In the listing that follows, how many lines have the word "TANDEM" in them? Give only the number.

----- Records to use

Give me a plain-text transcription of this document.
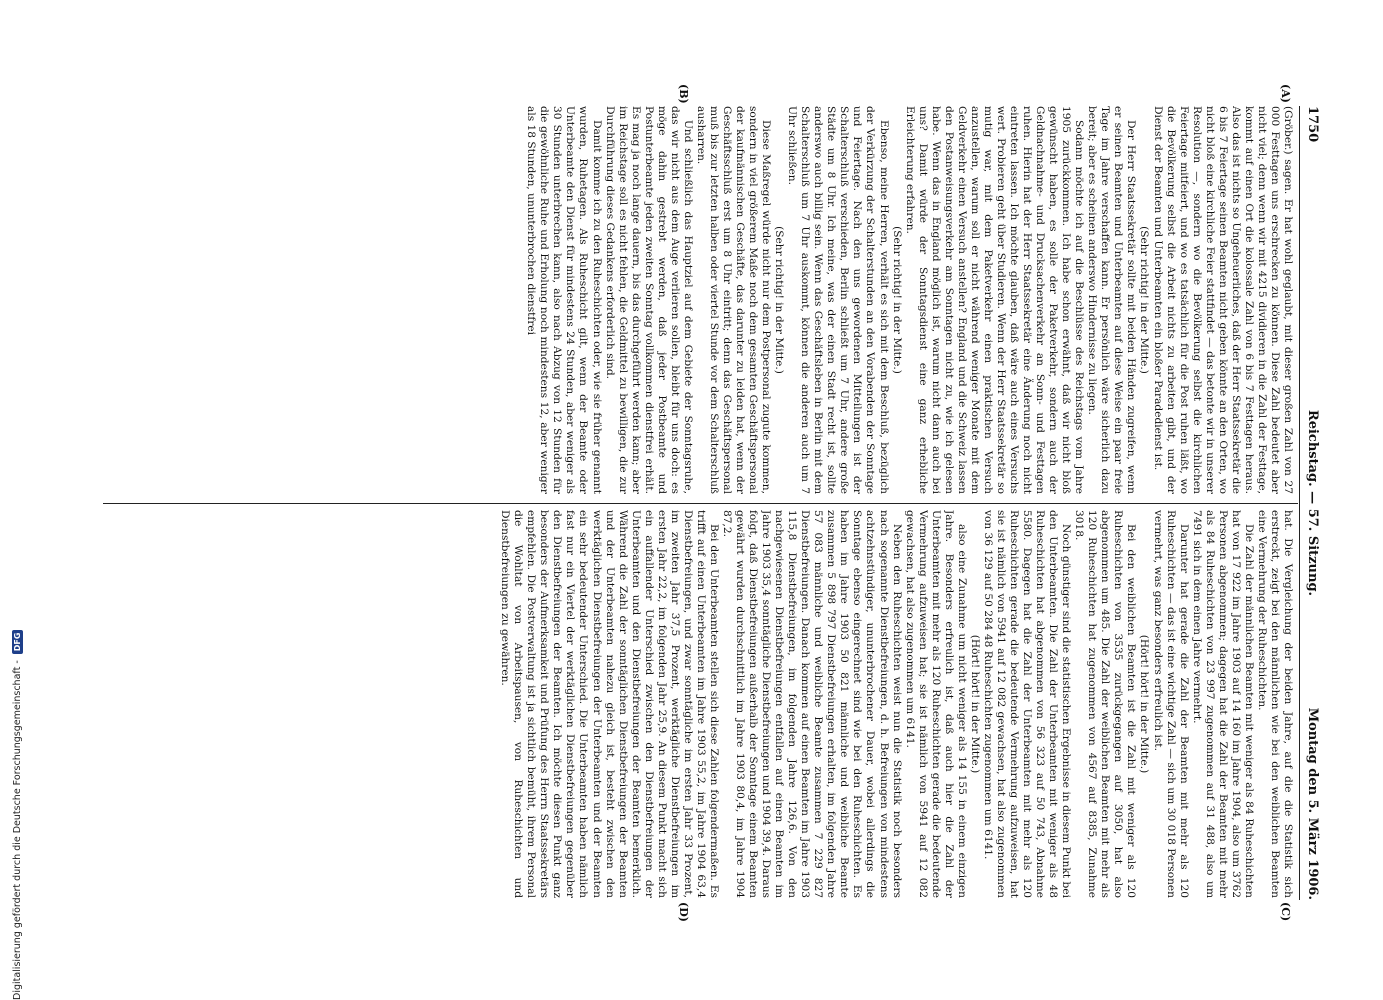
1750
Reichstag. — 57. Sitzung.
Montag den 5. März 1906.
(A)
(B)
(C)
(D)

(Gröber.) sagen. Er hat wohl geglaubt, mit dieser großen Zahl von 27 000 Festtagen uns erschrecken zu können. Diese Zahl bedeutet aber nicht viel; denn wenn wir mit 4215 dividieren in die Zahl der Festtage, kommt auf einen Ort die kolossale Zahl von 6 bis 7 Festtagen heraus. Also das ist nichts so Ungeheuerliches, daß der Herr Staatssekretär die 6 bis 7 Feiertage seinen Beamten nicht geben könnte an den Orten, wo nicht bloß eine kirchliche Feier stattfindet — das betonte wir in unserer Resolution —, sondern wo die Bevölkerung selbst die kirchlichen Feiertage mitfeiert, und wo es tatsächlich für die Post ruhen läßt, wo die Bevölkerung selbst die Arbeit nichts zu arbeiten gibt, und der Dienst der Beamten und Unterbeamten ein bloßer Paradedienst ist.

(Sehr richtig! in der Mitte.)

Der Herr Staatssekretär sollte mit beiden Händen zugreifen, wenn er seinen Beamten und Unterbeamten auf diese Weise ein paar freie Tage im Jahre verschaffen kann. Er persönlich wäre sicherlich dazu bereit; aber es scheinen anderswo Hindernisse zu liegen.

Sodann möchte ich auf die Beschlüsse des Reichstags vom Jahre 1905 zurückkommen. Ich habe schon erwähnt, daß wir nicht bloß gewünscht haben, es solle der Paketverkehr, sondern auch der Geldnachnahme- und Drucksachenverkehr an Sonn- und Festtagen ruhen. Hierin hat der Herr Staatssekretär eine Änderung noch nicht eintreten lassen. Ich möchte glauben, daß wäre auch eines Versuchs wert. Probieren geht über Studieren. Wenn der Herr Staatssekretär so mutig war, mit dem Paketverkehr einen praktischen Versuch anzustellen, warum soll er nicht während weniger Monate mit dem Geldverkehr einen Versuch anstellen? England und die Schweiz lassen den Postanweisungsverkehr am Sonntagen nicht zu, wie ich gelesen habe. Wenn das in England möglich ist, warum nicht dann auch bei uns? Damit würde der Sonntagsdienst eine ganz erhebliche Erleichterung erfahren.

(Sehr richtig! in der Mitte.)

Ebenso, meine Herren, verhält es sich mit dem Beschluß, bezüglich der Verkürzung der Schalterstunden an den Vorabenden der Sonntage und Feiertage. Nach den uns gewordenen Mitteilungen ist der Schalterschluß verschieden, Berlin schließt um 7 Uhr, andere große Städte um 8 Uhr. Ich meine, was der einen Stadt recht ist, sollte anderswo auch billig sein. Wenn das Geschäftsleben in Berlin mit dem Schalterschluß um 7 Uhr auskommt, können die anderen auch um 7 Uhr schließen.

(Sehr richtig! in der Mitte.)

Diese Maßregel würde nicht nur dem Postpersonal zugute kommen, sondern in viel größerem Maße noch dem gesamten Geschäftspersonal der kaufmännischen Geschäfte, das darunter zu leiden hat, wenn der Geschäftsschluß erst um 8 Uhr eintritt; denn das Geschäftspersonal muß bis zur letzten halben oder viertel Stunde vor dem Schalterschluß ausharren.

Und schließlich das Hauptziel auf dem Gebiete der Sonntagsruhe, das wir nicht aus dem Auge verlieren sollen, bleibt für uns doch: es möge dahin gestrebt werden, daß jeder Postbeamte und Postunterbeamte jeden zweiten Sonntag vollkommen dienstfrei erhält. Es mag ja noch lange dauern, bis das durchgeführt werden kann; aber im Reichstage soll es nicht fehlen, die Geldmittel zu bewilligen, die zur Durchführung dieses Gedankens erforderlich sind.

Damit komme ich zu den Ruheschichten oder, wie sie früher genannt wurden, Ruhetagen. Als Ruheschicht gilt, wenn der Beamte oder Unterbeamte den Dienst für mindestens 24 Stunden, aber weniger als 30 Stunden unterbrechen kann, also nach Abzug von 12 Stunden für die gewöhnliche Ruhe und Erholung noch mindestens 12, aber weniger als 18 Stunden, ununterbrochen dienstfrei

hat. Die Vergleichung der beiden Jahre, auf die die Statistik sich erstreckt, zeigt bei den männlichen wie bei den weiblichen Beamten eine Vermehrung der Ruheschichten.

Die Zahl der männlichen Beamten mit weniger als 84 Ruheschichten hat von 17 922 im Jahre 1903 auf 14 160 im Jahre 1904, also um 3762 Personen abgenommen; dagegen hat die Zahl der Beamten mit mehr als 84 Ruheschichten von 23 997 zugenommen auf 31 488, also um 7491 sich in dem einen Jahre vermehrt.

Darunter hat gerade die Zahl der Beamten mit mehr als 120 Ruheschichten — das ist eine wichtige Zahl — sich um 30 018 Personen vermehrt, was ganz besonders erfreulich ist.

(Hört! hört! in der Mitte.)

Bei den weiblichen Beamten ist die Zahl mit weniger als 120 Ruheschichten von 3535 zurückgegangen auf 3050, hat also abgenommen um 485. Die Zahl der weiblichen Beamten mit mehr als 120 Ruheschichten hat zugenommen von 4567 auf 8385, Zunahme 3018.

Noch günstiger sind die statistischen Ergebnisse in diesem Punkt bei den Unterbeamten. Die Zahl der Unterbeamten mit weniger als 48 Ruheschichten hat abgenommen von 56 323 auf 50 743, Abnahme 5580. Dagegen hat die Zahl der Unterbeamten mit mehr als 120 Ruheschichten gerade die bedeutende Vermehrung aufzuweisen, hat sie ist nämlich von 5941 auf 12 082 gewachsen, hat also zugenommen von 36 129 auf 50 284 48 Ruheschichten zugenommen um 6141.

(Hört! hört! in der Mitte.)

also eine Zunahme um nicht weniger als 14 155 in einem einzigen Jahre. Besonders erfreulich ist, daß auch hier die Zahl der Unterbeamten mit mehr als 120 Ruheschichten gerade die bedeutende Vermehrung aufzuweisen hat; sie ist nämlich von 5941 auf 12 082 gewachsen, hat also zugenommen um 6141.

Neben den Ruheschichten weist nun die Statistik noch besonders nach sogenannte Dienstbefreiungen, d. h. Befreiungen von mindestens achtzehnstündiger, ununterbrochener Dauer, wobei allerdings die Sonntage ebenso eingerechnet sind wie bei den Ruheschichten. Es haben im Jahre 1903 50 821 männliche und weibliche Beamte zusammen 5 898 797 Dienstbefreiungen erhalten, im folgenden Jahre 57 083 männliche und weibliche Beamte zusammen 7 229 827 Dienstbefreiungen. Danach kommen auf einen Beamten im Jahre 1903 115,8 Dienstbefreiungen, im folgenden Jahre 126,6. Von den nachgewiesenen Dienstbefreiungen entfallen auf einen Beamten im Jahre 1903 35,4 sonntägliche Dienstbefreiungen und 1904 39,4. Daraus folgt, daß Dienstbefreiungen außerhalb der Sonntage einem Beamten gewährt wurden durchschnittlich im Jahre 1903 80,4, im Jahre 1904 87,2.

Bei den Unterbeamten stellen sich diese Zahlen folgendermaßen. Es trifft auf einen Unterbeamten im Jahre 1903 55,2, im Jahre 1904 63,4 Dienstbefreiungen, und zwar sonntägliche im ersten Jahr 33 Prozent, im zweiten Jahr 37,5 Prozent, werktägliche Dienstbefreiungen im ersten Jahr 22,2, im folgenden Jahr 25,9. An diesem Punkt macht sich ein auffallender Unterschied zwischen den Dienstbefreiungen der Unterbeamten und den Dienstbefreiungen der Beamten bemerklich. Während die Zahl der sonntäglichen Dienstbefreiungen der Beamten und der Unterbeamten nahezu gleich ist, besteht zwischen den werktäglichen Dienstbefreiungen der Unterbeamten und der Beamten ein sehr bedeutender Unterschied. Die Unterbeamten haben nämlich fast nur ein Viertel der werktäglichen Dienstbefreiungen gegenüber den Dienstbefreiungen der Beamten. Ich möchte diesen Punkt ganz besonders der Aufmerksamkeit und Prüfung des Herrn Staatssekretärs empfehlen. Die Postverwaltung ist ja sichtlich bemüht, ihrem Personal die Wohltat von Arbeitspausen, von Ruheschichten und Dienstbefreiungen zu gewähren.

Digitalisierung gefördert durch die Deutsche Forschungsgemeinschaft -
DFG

----------
----- Records to use

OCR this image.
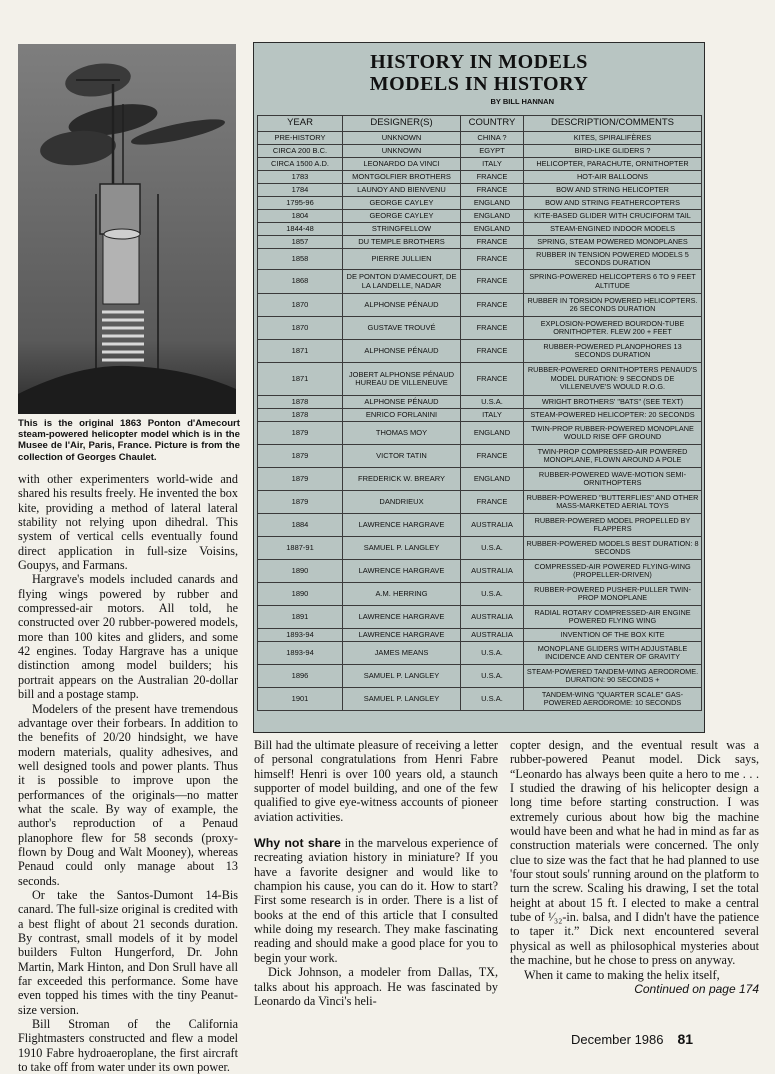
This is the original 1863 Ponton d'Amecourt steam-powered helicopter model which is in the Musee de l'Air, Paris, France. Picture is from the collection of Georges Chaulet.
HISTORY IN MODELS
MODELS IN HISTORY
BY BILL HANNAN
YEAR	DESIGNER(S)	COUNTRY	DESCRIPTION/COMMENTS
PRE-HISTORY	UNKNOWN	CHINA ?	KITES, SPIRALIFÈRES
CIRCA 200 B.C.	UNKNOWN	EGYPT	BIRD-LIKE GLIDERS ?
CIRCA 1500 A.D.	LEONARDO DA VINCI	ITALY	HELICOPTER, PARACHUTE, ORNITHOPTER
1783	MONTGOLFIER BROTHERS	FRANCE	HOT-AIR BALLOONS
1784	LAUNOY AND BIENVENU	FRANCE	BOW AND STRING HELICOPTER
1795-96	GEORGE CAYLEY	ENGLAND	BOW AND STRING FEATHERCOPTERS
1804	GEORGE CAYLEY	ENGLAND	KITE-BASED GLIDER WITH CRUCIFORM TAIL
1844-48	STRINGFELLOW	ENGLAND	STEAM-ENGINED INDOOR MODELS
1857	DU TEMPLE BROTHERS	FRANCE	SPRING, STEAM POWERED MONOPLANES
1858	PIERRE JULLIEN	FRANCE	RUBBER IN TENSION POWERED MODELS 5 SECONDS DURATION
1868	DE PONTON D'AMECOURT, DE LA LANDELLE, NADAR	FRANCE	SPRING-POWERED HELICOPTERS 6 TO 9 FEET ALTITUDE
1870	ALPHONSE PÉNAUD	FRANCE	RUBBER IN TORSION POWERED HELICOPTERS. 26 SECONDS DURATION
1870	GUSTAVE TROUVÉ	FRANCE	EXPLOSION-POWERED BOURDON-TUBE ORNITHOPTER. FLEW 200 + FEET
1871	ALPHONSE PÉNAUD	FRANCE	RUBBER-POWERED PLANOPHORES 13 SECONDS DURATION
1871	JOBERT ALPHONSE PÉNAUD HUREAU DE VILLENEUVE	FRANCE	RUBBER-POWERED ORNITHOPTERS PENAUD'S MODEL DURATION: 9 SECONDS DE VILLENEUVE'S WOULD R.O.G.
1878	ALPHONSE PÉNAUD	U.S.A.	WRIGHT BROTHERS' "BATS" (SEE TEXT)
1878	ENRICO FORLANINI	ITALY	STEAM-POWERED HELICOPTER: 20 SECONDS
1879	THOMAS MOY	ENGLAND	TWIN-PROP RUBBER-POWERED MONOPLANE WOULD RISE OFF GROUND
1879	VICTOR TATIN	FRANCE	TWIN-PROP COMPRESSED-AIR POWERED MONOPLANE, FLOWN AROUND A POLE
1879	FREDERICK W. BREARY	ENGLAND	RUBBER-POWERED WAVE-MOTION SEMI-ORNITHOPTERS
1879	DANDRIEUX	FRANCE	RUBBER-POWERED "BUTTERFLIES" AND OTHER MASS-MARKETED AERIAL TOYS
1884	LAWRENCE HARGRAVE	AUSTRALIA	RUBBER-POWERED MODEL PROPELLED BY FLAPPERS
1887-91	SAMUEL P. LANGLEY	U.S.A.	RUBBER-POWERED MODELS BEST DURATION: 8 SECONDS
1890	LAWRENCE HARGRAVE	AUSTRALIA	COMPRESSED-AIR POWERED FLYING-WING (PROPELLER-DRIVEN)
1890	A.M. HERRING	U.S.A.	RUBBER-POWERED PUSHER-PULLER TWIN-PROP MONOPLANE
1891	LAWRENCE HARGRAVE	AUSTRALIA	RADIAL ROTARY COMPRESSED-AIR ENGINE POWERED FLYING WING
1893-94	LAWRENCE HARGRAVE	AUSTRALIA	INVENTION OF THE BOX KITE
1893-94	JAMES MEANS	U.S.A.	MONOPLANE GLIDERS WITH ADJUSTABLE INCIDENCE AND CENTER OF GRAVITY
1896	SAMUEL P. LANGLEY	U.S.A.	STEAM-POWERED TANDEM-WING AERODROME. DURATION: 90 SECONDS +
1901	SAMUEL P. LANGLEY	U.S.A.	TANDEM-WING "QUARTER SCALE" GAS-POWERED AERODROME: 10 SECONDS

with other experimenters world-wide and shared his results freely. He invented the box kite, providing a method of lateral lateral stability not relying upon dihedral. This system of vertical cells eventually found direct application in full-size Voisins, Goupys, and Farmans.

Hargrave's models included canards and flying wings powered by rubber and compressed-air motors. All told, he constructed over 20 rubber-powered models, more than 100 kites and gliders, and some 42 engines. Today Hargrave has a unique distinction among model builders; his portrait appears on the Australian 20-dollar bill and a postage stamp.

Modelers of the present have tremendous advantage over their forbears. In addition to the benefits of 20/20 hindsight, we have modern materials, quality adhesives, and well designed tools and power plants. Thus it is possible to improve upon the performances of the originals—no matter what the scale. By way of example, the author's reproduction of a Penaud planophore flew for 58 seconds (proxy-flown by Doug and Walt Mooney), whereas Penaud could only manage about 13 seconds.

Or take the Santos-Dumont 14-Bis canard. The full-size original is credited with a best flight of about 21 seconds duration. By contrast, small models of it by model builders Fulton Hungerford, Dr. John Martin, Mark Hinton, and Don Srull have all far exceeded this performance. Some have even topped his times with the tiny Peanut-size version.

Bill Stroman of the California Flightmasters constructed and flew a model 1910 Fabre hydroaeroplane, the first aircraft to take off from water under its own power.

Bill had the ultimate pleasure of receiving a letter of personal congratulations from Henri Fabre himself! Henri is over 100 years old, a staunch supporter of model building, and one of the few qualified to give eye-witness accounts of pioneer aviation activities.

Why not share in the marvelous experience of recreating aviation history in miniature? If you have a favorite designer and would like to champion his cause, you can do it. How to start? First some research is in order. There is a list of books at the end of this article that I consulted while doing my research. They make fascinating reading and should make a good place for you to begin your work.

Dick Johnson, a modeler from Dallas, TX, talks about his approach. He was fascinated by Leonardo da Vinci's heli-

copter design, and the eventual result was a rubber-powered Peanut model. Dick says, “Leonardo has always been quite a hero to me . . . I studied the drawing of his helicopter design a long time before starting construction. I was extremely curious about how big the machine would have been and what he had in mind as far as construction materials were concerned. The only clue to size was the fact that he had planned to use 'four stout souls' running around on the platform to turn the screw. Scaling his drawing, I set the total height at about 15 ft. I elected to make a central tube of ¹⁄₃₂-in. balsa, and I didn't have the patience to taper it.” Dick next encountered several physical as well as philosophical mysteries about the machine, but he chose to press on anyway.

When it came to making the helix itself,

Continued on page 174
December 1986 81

----------

> Result: 2